Challenge >> The data below should be printed in full, exactly, and without any of its images.

Extracted records
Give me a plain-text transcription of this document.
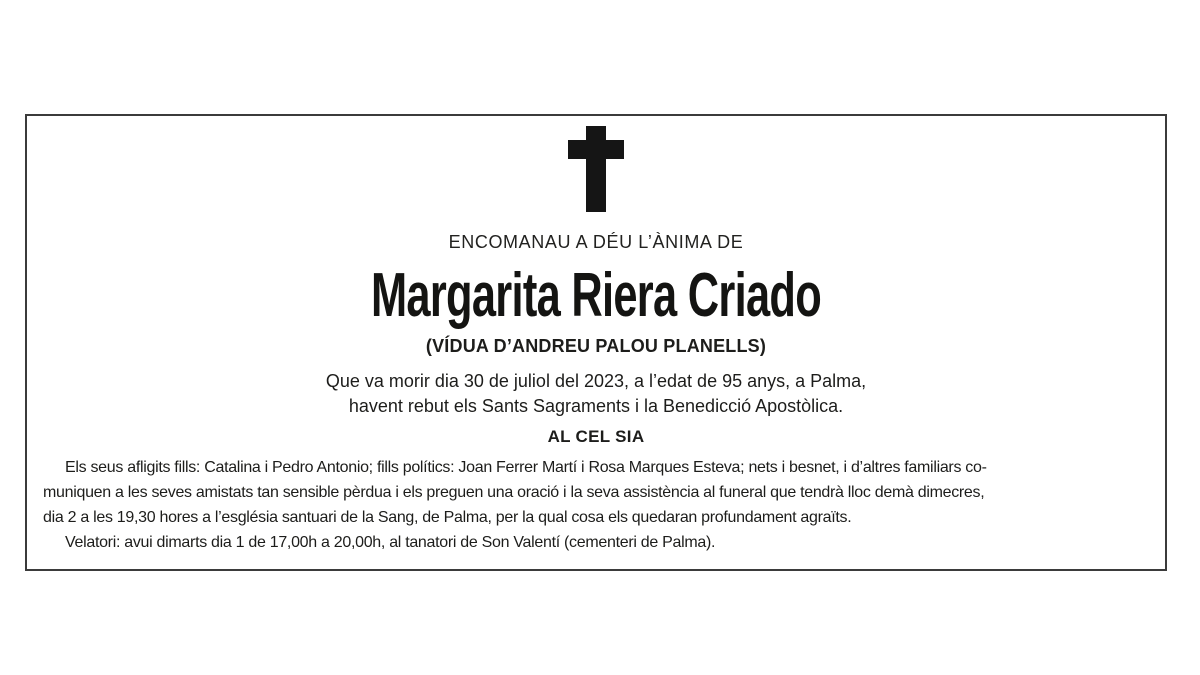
ENCOMANAU A DÉU L’ÀNIMA DE
Margarita Riera Criado
(VÍDUA D’ANDREU PALOU PLANELLS)
Que va morir dia 30 de juliol del 2023, a l’edat de 95 anys, a Palma,
havent rebut els Sants Sagraments i la Benedicció Apostòlica.
AL CEL SIA
Els seus afligits fills: Catalina i Pedro Antonio; fills polítics: Joan Ferrer Martí i Rosa Marques Esteva; nets i besnet, i d’altres familiars co-
muniquen a les seves amistats tan sensible pèrdua i els preguen una oració i la seva assistència al funeral que tendrà lloc demà dimecres,
dia 2 a les 19,30 hores a l’església santuari de la Sang, de Palma, per la qual cosa els quedaran profundament agraïts.
Velatori: avui dimarts dia 1 de 17,00h a 20,00h, al tanatori de Son Valentí (cementeri de Palma).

Correct response >>
Give me a plain-text transcription of this document.
ENCOMANAU A DÉU L’ÀNIMA DE
Margarita Riera Criado
(VÍDUA D’ANDREU PALOU PLANELLS)
Que va morir dia 30 de juliol del 2023, a l’edat de 95 anys, a Palma,
havent rebut els Sants Sagraments i la Benedicció Apostòlica.
AL CEL SIA
Els seus afligits fills: Catalina i Pedro Antonio; fills polítics: Joan Ferrer Martí i Rosa Marques Esteva; nets i besnet, i d’altres familiars co-
muniquen a les seves amistats tan sensible pèrdua i els preguen una oració i la seva assistència al funeral que tendrà lloc demà dimecres,
dia 2 a les 19,30 hores a l’església santuari de la Sang, de Palma, per la qual cosa els quedaran profundament agraïts.
Velatori: avui dimarts dia 1 de 17,00h a 20,00h, al tanatori de Son Valentí (cementeri de Palma).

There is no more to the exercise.